(Stored rows):
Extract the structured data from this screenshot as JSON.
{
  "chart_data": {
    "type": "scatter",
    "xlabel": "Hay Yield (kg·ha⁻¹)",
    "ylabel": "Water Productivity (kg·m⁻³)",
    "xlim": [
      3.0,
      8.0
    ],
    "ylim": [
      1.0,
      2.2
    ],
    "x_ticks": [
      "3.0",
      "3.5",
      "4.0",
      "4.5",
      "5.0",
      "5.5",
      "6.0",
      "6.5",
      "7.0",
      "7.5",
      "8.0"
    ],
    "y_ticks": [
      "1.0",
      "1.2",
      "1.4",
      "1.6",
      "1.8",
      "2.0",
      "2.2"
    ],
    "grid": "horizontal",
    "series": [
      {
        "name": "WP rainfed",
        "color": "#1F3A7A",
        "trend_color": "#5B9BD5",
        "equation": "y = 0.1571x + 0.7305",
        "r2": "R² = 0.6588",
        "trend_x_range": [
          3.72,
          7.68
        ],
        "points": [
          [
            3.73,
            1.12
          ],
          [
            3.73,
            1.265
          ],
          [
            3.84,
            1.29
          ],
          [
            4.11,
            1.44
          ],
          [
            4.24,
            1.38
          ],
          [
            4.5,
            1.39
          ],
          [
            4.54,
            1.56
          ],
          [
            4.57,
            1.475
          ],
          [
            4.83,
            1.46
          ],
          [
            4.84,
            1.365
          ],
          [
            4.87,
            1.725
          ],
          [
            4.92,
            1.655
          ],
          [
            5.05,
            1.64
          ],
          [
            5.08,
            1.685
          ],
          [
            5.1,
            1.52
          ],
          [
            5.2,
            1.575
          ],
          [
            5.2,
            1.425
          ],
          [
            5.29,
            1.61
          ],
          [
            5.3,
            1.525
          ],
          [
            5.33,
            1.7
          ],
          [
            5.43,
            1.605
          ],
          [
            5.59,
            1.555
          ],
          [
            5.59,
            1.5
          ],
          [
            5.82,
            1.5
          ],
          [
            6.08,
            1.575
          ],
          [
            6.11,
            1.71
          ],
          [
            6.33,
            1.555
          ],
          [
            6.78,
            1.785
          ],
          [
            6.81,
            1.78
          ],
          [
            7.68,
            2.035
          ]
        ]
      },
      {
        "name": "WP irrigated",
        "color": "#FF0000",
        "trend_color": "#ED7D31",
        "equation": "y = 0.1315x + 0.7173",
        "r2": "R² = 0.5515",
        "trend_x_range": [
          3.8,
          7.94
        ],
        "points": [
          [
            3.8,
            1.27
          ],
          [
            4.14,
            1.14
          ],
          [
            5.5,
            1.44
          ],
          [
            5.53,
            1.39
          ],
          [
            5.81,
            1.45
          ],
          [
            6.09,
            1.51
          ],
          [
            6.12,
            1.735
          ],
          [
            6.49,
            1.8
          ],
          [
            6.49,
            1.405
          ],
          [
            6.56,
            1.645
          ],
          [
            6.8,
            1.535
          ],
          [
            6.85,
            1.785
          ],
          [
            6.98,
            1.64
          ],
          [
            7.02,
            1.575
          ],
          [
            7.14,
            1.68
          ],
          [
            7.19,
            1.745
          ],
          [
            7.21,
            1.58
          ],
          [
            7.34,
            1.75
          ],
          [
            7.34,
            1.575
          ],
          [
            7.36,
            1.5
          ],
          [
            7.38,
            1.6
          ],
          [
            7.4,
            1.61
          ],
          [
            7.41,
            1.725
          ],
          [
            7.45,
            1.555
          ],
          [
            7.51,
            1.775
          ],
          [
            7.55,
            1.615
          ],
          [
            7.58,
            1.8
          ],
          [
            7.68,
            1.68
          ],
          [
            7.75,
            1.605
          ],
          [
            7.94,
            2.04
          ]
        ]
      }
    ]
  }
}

(Given instruction): Transcribe all lines as written.

(Response):
Extract the structured data from this screenshot as JSON.
{
  "chart_data": {
    "type": "scatter",
    "xlabel": "Hay Yield (kg·ha⁻¹)",
    "ylabel": "Water Productivity (kg·m⁻³)",
    "xlim": [
      3.0,
      8.0
    ],
    "ylim": [
      1.0,
      2.2
    ],
    "x_ticks": [
      "3.0",
      "3.5",
      "4.0",
      "4.5",
      "5.0",
      "5.5",
      "6.0",
      "6.5",
      "7.0",
      "7.5",
      "8.0"
    ],
    "y_ticks": [
      "1.0",
      "1.2",
      "1.4",
      "1.6",
      "1.8",
      "2.0",
      "2.2"
    ],
    "grid": "horizontal",
    "series": [
      {
        "name": "WP rainfed",
        "color": "#1F3A7A",
        "trend_color": "#5B9BD5",
        "equation": "y = 0.1571x + 0.7305",
        "r2": "R² = 0.6588",
        "trend_x_range": [
          3.72,
          7.68
        ],
        "points": [
          [
            3.73,
            1.12
          ],
          [
            3.73,
            1.265
          ],
          [
            3.84,
            1.29
          ],
          [
            4.11,
            1.44
          ],
          [
            4.24,
            1.38
          ],
          [
            4.5,
            1.39
          ],
          [
            4.54,
            1.56
          ],
          [
            4.57,
            1.475
          ],
          [
            4.83,
            1.46
          ],
          [
            4.84,
            1.365
          ],
          [
            4.87,
            1.725
          ],
          [
            4.92,
            1.655
          ],
          [
            5.05,
            1.64
          ],
          [
            5.08,
            1.685
          ],
          [
            5.1,
            1.52
          ],
          [
            5.2,
            1.575
          ],
          [
            5.2,
            1.425
          ],
          [
            5.29,
            1.61
          ],
          [
            5.3,
            1.525
          ],
          [
            5.33,
            1.7
          ],
          [
            5.43,
            1.605
          ],
          [
            5.59,
            1.555
          ],
          [
            5.59,
            1.5
          ],
          [
            5.82,
            1.5
          ],
          [
            6.08,
            1.575
          ],
          [
            6.11,
            1.71
          ],
          [
            6.33,
            1.555
          ],
          [
            6.78,
            1.785
          ],
          [
            6.81,
            1.78
          ],
          [
            7.68,
            2.035
          ]
        ]
      },
      {
        "name": "WP irrigated",
        "color": "#FF0000",
        "trend_color": "#ED7D31",
        "equation": "y = 0.1315x + 0.7173",
        "r2": "R² = 0.5515",
        "trend_x_range": [
          3.8,
          7.94
        ],
        "points": [
          [
            3.8,
            1.27
          ],
          [
            4.14,
            1.14
          ],
          [
            5.5,
            1.44
          ],
          [
            5.53,
            1.39
          ],
          [
            5.81,
            1.45
          ],
          [
            6.09,
            1.51
          ],
          [
            6.12,
            1.735
          ],
          [
            6.49,
            1.8
          ],
          [
            6.49,
            1.405
          ],
          [
            6.56,
            1.645
          ],
          [
            6.8,
            1.535
          ],
          [
            6.85,
            1.785
          ],
          [
            6.98,
            1.64
          ],
          [
            7.02,
            1.575
          ],
          [
            7.14,
            1.68
          ],
          [
            7.19,
            1.745
          ],
          [
            7.21,
            1.58
          ],
          [
            7.34,
            1.75
          ],
          [
            7.34,
            1.575
          ],
          [
            7.36,
            1.5
          ],
          [
            7.38,
            1.6
          ],
          [
            7.4,
            1.61
          ],
          [
            7.41,
            1.725
          ],
          [
            7.45,
            1.555
          ],
          [
            7.51,
            1.775
          ],
          [
            7.55,
            1.615
          ],
          [
            7.58,
            1.8
          ],
          [
            7.68,
            1.68
          ],
          [
            7.75,
            1.605
          ],
          [
            7.94,
            2.04
          ]
        ]
      }
    ]
  }
}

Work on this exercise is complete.